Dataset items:
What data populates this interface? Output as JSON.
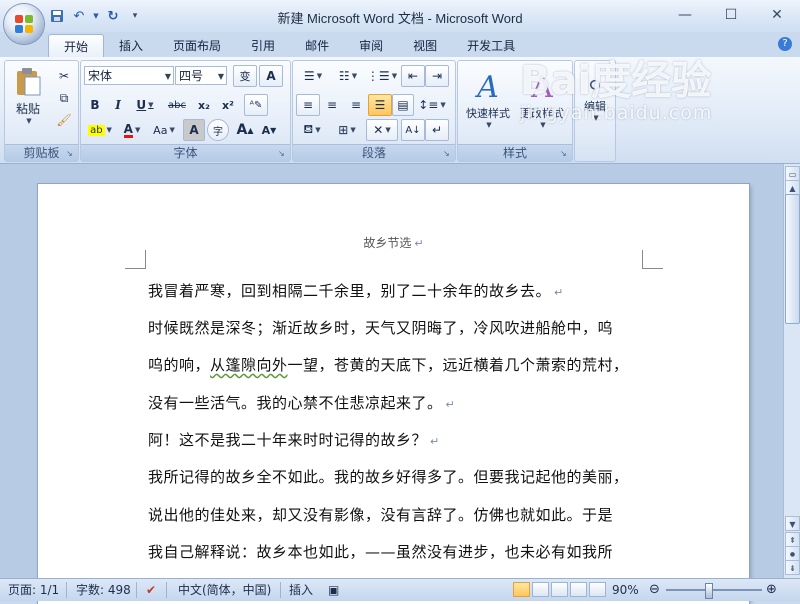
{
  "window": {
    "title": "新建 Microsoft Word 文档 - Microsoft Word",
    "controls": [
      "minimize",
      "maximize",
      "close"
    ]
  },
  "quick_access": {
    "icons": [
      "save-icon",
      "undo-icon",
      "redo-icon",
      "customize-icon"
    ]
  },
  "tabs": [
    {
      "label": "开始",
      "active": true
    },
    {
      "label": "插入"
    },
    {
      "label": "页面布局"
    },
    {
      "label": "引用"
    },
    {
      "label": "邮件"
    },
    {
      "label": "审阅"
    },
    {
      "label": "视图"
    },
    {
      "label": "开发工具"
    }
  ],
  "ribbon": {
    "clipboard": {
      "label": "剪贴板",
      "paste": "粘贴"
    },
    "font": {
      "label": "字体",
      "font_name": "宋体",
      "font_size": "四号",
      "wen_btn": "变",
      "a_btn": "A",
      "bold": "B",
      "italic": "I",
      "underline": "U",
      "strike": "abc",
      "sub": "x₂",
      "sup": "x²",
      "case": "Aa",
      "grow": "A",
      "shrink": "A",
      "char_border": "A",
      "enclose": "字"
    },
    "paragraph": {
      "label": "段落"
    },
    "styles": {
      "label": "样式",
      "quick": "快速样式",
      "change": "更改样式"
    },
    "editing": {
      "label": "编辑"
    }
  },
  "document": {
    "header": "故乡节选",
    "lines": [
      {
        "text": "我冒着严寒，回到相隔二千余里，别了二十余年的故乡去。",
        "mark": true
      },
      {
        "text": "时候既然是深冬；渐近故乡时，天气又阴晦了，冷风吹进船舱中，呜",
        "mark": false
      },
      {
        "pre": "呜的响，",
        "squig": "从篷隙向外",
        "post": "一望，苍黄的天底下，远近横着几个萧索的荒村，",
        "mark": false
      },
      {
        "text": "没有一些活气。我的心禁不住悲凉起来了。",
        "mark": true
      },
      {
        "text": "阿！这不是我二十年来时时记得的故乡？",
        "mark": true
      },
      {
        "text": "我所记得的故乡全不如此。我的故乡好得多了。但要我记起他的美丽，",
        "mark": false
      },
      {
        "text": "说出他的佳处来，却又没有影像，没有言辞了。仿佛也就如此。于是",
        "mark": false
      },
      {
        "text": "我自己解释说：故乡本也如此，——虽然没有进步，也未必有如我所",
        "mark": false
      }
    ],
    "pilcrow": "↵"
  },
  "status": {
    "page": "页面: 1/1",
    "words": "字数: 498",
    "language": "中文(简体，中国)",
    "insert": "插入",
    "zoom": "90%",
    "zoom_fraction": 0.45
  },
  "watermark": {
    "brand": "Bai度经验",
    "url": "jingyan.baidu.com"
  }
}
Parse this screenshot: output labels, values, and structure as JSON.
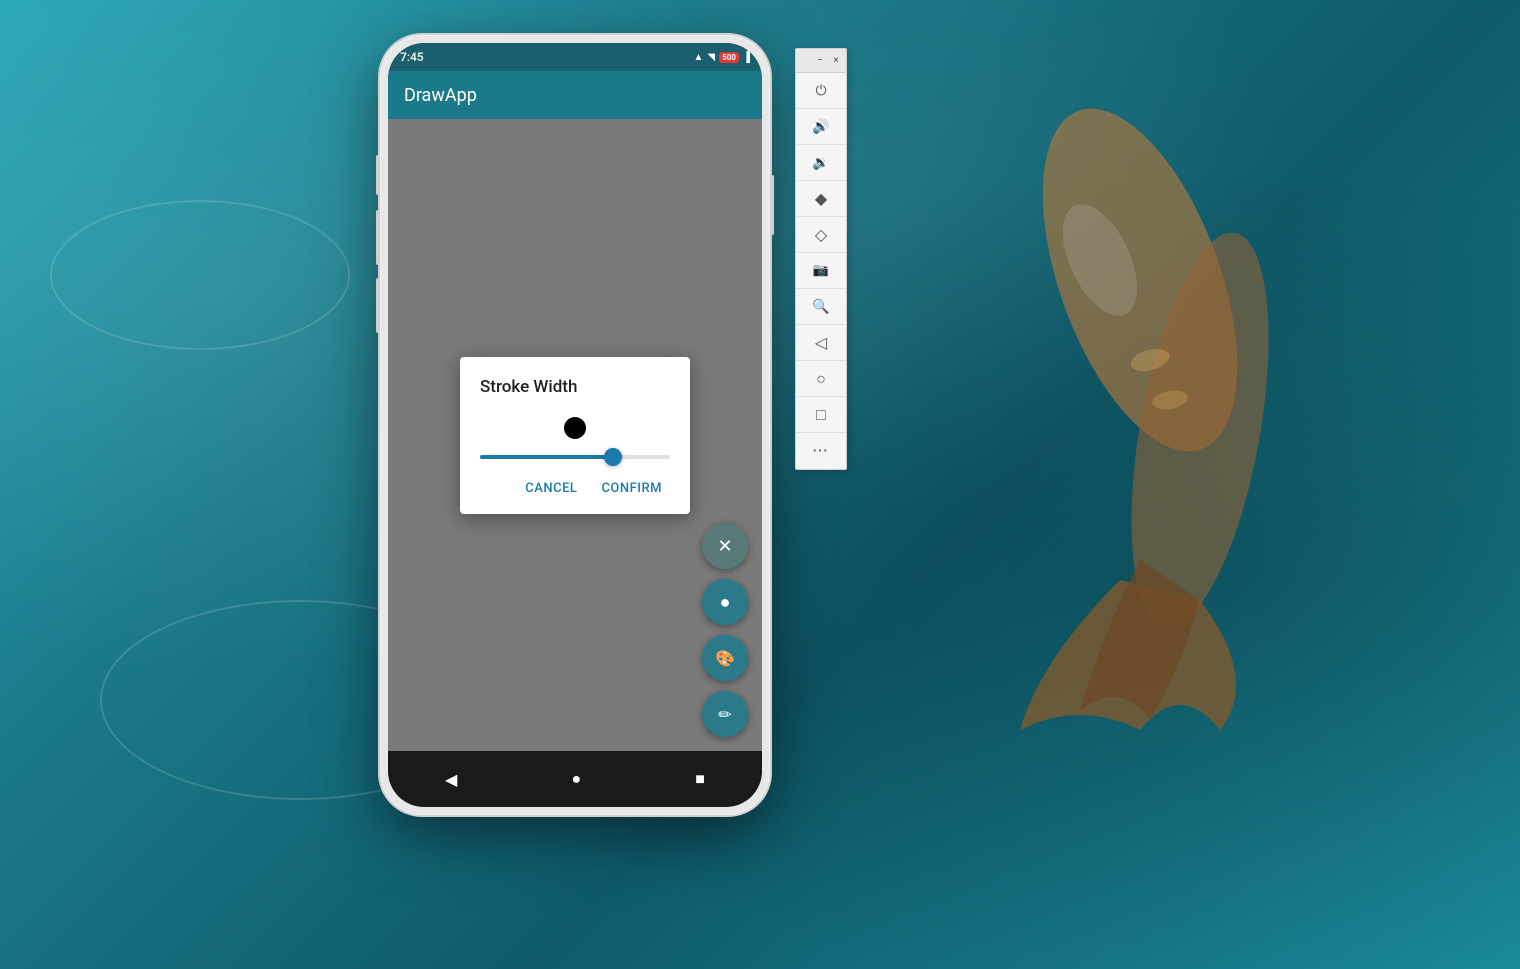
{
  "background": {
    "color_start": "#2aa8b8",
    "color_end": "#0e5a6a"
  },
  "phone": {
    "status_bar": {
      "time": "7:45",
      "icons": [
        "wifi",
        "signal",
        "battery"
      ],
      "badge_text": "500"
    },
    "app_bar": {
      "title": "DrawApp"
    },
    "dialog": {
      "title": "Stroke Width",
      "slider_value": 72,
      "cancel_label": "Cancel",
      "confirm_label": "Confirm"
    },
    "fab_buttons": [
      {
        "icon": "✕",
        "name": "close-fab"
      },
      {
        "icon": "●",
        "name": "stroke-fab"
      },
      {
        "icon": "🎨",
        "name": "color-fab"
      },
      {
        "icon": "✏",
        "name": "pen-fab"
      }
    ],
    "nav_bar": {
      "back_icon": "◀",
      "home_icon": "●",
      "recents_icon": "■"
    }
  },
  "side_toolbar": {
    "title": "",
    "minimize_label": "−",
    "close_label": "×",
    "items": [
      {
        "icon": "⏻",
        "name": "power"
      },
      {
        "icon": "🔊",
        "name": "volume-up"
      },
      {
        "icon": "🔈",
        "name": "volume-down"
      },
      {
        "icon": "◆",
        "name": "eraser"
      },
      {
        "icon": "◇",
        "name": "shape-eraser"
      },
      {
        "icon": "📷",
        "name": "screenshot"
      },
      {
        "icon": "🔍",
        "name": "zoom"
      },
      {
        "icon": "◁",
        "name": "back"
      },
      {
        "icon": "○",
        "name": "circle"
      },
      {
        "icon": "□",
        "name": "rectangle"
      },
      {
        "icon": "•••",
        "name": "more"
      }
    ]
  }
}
---
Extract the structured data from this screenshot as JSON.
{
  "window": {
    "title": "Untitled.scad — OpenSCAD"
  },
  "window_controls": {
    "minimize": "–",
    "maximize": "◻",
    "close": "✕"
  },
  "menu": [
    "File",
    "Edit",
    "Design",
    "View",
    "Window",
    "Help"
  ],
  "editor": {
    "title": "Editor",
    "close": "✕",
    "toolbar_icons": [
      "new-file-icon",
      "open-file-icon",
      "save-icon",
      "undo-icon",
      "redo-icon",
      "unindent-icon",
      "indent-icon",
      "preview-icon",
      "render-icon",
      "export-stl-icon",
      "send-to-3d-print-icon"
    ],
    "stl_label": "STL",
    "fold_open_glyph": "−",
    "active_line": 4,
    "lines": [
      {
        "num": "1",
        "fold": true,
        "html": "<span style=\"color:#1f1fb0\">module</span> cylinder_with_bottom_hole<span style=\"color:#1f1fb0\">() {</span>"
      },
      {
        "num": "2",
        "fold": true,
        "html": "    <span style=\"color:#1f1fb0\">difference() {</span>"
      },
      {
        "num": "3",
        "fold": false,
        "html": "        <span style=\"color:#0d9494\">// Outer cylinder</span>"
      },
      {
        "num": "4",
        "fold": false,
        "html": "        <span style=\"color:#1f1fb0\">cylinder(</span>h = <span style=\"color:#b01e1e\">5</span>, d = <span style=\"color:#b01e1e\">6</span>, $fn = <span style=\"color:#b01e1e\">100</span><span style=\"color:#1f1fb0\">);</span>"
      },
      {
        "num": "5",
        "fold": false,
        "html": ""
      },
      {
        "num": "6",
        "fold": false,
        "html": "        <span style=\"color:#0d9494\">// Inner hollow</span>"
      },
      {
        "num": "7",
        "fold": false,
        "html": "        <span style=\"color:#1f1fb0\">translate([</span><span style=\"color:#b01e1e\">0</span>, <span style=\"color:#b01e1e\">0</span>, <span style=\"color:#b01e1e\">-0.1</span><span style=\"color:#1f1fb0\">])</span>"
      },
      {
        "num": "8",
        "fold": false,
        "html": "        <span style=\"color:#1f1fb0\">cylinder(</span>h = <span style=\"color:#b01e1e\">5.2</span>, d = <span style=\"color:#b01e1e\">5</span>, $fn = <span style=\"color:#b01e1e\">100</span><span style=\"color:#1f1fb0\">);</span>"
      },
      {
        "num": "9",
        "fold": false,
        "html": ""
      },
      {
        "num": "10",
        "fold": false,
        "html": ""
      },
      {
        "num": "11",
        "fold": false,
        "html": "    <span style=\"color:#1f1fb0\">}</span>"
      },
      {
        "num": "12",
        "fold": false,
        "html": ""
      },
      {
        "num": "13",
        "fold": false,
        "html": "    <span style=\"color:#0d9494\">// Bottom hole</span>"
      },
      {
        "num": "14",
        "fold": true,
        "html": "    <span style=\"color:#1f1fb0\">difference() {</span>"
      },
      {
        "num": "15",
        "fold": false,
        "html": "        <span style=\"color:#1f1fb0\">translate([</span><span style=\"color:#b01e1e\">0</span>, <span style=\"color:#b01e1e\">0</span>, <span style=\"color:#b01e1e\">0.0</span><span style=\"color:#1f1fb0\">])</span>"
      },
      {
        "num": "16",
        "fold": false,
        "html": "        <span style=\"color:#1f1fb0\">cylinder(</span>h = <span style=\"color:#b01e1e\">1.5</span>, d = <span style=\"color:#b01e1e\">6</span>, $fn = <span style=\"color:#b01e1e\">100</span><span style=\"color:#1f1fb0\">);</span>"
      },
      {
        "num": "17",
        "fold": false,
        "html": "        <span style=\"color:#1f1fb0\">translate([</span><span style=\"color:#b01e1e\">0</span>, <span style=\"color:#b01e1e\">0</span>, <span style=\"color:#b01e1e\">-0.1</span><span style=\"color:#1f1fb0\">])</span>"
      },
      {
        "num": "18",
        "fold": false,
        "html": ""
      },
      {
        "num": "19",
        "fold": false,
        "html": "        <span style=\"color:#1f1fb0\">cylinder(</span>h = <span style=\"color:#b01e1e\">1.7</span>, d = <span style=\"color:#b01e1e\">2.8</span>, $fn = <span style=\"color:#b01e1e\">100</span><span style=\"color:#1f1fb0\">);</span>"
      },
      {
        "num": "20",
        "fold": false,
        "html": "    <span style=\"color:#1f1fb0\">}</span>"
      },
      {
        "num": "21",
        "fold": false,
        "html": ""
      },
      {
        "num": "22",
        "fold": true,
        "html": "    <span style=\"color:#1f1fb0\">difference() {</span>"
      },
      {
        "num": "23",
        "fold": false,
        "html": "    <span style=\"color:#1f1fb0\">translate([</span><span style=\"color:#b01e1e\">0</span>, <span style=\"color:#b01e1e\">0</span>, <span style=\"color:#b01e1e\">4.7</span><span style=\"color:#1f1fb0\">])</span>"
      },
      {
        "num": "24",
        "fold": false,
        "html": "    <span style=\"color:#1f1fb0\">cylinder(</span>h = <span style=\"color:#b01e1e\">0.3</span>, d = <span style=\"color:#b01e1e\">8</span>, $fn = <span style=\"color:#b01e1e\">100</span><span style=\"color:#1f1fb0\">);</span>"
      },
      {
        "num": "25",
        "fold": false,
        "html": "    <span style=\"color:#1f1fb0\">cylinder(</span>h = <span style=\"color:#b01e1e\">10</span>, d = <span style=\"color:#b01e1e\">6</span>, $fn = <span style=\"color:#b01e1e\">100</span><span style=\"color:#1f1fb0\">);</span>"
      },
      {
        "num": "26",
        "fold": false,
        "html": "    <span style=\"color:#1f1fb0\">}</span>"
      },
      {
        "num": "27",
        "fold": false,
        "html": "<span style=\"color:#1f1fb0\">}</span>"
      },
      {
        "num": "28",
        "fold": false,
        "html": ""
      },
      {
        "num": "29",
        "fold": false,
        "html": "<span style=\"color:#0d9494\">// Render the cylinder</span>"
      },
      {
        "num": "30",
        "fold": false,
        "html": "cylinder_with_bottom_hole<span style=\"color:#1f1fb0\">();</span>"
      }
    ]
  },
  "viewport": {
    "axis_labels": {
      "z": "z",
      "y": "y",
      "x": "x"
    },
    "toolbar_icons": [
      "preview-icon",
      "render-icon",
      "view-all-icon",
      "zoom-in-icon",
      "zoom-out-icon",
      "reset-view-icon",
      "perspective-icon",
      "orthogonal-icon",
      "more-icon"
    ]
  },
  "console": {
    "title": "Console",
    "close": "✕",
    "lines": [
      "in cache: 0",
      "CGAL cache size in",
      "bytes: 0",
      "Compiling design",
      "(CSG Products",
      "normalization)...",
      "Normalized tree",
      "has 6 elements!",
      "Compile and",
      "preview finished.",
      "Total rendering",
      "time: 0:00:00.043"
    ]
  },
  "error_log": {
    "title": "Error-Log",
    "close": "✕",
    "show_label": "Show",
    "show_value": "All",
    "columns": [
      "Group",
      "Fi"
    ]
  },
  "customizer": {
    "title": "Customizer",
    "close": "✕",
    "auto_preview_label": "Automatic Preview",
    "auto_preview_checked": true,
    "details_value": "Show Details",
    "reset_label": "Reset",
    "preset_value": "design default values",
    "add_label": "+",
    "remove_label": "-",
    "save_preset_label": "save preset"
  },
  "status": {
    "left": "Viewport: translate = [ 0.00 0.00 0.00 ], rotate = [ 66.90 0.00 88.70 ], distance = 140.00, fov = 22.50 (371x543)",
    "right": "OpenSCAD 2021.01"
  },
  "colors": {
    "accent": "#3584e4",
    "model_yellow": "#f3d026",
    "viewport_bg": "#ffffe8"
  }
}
...
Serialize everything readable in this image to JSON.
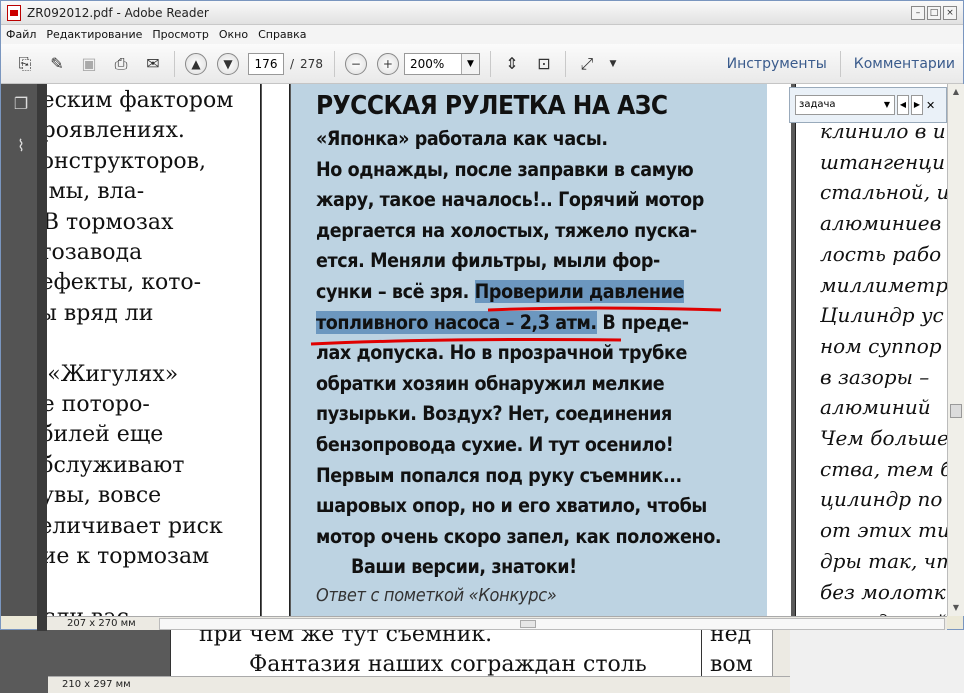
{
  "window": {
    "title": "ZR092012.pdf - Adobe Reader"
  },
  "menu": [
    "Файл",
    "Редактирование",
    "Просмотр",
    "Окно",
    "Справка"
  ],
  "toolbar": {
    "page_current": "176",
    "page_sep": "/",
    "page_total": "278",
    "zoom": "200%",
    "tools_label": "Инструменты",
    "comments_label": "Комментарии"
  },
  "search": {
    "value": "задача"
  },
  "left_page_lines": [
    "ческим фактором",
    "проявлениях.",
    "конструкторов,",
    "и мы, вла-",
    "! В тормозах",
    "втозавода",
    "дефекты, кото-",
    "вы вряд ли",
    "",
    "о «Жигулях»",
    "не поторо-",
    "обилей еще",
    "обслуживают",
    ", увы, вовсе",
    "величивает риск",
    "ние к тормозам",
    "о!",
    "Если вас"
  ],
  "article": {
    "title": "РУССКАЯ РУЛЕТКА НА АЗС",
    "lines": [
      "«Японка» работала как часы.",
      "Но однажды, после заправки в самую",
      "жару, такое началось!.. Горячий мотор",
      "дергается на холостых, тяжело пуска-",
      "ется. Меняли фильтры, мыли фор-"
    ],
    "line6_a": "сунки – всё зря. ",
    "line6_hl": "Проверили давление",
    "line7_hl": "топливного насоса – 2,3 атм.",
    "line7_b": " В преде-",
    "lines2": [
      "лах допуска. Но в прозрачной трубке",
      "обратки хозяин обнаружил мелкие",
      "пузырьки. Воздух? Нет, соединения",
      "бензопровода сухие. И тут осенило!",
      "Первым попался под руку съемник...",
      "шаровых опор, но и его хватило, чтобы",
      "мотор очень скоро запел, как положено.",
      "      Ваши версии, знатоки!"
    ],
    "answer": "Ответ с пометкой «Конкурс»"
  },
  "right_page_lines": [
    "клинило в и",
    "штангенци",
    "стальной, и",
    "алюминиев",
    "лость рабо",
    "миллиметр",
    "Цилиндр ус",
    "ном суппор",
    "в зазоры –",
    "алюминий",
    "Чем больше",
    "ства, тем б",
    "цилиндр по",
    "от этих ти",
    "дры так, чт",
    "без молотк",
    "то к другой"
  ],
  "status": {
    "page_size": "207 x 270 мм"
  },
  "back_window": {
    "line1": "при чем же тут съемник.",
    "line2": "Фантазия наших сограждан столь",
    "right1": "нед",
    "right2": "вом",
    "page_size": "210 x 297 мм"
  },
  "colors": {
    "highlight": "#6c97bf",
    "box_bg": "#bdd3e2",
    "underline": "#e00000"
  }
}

WHAT IS ASKED:
Every line in the data that holds "screenshot" should be copied out.

FULL SOLUTION:
Parse this screenshot: output labels, values, and structure as JSON.
        "name": "screenshot"
Extract the structured data from this screenshot as JSON.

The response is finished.